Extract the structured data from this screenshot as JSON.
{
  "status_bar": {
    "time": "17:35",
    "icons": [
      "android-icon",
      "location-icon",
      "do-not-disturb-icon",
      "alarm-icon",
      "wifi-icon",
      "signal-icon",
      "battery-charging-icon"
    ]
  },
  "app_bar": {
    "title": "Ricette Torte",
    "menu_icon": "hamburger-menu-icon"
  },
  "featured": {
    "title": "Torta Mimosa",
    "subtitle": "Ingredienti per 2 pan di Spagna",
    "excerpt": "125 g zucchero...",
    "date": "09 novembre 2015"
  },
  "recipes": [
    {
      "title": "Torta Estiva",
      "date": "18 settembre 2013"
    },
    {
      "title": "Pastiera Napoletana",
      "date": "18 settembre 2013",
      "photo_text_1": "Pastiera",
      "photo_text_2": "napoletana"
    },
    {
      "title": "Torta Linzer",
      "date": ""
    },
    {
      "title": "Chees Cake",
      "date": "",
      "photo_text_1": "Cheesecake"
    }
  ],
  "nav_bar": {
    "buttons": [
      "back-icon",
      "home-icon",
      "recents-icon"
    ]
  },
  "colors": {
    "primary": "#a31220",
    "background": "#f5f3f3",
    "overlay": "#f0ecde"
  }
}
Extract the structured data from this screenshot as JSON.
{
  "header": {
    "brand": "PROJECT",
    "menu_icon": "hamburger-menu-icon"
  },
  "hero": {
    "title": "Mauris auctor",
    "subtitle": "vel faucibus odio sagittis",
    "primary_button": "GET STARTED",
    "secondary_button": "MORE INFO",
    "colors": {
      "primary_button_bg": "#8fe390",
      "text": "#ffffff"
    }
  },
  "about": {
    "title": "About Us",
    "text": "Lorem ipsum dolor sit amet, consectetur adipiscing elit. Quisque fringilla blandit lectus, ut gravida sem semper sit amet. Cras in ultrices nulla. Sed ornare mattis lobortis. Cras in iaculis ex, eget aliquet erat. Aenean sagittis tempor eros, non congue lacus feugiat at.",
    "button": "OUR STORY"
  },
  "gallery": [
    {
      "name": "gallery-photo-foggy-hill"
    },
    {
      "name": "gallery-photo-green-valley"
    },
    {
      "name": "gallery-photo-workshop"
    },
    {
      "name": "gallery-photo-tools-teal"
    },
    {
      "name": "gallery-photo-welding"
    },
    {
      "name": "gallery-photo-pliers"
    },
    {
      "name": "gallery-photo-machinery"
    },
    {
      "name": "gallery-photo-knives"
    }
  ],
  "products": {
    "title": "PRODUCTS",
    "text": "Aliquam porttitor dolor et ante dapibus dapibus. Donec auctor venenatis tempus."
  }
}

--- REQUIRED TASK ---
Repeat all the records. Match each line exactly.

--- THE ANSWER ---
Extract the structured data from this screenshot as JSON.
{
  "status_bar": {
    "time": "17:35",
    "icons": [
      "android-icon",
      "location-icon",
      "do-not-disturb-icon",
      "alarm-icon",
      "wifi-icon",
      "signal-icon",
      "battery-charging-icon"
    ]
  },
  "app_bar": {
    "title": "Ricette Torte",
    "menu_icon": "hamburger-menu-icon"
  },
  "featured": {
    "title": "Torta Mimosa",
    "subtitle": "Ingredienti per 2 pan di Spagna",
    "excerpt": "125 g zucchero...",
    "date": "09 novembre 2015"
  },
  "recipes": [
    {
      "title": "Torta Estiva",
      "date": "18 settembre 2013"
    },
    {
      "title": "Pastiera Napoletana",
      "date": "18 settembre 2013",
      "photo_text_1": "Pastiera",
      "photo_text_2": "napoletana"
    },
    {
      "title": "Torta Linzer",
      "date": ""
    },
    {
      "title": "Chees Cake",
      "date": "",
      "photo_text_1": "Cheesecake"
    }
  ],
  "nav_bar": {
    "buttons": [
      "back-icon",
      "home-icon",
      "recents-icon"
    ]
  },
  "colors": {
    "primary": "#a31220",
    "background": "#f5f3f3",
    "overlay": "#f0ecde"
  }
}
Extract the structured data from this screenshot as JSON.
{
  "header": {
    "brand": "PROJECT",
    "menu_icon": "hamburger-menu-icon"
  },
  "hero": {
    "title": "Mauris auctor",
    "subtitle": "vel faucibus odio sagittis",
    "primary_button": "GET STARTED",
    "secondary_button": "MORE INFO",
    "colors": {
      "primary_button_bg": "#8fe390",
      "text": "#ffffff"
    }
  },
  "about": {
    "title": "About Us",
    "text": "Lorem ipsum dolor sit amet, consectetur adipiscing elit. Quisque fringilla blandit lectus, ut gravida sem semper sit amet. Cras in ultrices nulla. Sed ornare mattis lobortis. Cras in iaculis ex, eget aliquet erat. Aenean sagittis tempor eros, non congue lacus feugiat at.",
    "button": "OUR STORY"
  },
  "gallery": [
    {
      "name": "gallery-photo-foggy-hill"
    },
    {
      "name": "gallery-photo-green-valley"
    },
    {
      "name": "gallery-photo-workshop"
    },
    {
      "name": "gallery-photo-tools-teal"
    },
    {
      "name": "gallery-photo-welding"
    },
    {
      "name": "gallery-photo-pliers"
    },
    {
      "name": "gallery-photo-machinery"
    },
    {
      "name": "gallery-photo-knives"
    }
  ],
  "products": {
    "title": "PRODUCTS",
    "text": "Aliquam porttitor dolor et ante dapibus dapibus. Donec auctor venenatis tempus."
  }
}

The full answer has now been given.